Gather, from the listing beneath this task, every line holding the string "Your".

→ Records:
--

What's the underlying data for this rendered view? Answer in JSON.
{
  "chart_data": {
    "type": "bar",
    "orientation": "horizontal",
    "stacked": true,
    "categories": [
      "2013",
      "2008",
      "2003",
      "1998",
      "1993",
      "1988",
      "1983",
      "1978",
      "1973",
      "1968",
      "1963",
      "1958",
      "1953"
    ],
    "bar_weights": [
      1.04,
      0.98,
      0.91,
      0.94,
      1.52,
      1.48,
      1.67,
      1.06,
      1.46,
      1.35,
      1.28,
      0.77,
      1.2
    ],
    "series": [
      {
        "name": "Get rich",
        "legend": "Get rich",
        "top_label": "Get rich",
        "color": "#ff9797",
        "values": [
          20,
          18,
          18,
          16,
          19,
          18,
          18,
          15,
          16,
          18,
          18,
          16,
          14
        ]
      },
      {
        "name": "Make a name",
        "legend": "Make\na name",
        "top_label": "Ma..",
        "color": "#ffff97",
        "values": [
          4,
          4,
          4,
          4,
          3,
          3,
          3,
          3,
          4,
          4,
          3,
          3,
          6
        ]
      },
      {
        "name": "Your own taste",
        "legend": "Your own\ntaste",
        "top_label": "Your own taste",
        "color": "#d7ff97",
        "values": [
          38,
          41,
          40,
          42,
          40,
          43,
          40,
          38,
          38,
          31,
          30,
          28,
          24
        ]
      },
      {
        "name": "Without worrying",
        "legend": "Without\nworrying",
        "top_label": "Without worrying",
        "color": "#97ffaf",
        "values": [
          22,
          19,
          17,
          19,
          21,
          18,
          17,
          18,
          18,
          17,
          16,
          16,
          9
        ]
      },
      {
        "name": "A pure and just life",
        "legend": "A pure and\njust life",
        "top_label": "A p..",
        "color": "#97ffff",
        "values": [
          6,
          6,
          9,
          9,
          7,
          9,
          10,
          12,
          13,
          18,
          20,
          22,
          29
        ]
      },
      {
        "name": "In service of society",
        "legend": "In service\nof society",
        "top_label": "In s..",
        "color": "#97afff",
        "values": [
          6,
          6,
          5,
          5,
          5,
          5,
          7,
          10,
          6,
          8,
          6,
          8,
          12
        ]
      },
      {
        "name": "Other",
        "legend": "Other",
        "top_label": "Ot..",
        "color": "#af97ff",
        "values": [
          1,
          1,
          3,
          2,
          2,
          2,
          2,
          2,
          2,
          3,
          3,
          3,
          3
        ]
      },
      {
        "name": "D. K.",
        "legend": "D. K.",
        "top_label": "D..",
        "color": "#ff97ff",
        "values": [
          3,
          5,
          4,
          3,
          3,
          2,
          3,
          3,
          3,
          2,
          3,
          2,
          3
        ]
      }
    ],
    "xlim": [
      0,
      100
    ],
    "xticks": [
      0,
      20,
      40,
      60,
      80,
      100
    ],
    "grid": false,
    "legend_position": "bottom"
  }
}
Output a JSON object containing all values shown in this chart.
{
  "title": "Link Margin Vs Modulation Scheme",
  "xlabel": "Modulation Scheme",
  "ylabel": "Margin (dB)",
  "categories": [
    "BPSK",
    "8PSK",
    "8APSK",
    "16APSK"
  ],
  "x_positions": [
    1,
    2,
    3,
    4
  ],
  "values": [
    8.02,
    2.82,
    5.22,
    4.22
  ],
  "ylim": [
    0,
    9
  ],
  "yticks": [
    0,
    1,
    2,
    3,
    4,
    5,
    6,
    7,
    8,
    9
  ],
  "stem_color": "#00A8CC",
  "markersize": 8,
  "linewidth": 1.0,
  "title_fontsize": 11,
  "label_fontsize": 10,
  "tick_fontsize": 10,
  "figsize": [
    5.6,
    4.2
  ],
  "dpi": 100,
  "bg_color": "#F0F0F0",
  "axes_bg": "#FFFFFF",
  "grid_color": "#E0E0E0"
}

--

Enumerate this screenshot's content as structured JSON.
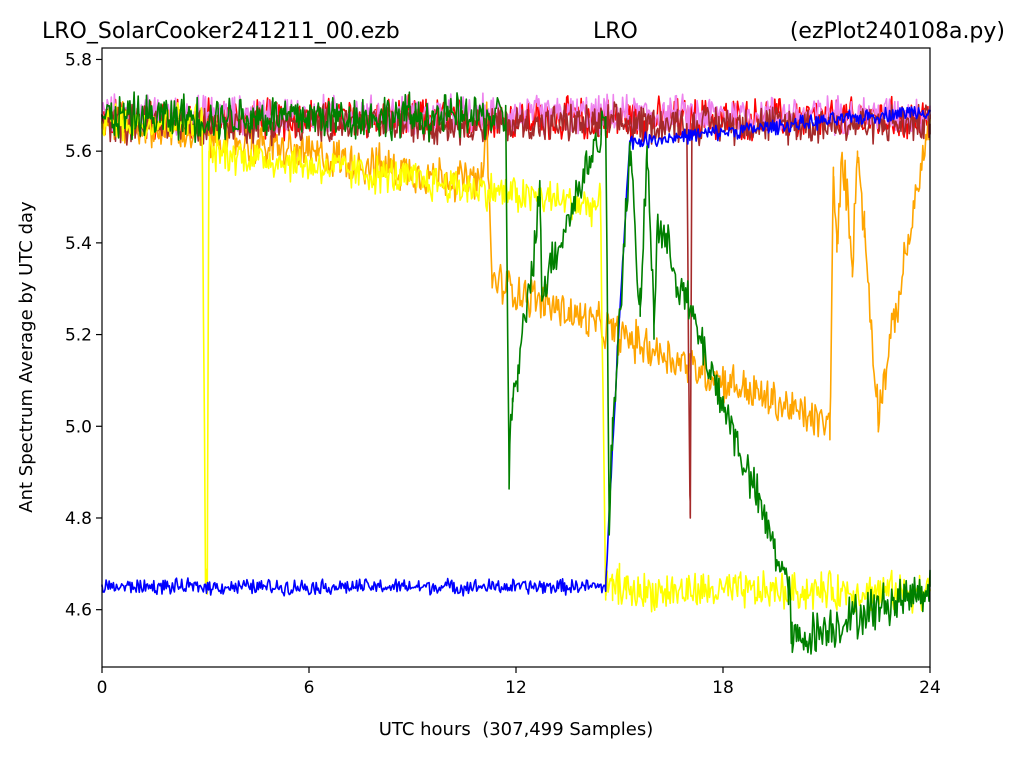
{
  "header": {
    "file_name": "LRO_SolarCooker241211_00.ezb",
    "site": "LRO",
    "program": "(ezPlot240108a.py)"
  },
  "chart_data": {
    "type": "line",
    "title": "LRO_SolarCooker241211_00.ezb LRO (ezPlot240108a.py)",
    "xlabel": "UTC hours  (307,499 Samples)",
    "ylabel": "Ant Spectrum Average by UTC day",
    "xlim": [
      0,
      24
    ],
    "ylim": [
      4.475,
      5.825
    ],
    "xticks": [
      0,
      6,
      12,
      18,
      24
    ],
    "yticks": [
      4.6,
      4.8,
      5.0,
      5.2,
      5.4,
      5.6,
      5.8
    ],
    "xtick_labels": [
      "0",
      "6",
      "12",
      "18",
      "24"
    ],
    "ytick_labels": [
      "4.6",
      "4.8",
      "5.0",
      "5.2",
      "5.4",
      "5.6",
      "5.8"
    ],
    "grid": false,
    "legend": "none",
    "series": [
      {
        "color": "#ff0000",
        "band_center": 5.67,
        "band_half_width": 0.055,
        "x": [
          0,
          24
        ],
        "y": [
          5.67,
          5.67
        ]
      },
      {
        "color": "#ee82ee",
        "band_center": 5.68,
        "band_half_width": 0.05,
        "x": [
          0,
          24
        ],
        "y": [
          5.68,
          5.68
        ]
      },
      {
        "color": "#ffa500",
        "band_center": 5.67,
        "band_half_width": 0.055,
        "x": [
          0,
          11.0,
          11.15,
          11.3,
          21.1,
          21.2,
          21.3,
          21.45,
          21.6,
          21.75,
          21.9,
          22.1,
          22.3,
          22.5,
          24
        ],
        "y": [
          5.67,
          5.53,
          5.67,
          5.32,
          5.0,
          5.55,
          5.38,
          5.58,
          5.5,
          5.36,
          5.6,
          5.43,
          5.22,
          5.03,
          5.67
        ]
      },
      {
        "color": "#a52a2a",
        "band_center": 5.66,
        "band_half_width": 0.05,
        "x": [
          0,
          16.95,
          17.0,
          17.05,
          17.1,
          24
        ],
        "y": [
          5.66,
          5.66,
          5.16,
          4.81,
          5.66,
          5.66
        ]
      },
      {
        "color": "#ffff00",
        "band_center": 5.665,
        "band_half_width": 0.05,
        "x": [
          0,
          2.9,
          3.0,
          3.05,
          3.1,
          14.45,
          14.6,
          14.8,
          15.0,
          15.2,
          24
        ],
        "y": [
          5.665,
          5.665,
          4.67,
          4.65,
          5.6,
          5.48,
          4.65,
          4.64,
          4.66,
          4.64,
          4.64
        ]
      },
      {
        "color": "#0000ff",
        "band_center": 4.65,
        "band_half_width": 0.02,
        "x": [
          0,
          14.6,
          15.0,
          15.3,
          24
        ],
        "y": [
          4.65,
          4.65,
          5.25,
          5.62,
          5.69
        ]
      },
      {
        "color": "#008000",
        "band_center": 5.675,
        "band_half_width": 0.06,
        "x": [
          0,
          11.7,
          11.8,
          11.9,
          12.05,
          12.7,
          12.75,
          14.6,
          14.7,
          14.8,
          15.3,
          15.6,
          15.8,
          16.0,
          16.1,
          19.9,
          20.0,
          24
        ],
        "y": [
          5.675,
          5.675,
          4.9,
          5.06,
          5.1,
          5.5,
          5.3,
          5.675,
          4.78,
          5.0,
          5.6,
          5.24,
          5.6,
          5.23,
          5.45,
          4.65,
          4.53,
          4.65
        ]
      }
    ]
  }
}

--

→ Response:
        "name": "Your own taste",
        "legend": "Your own\ntaste",
        "top_label": "Your own taste",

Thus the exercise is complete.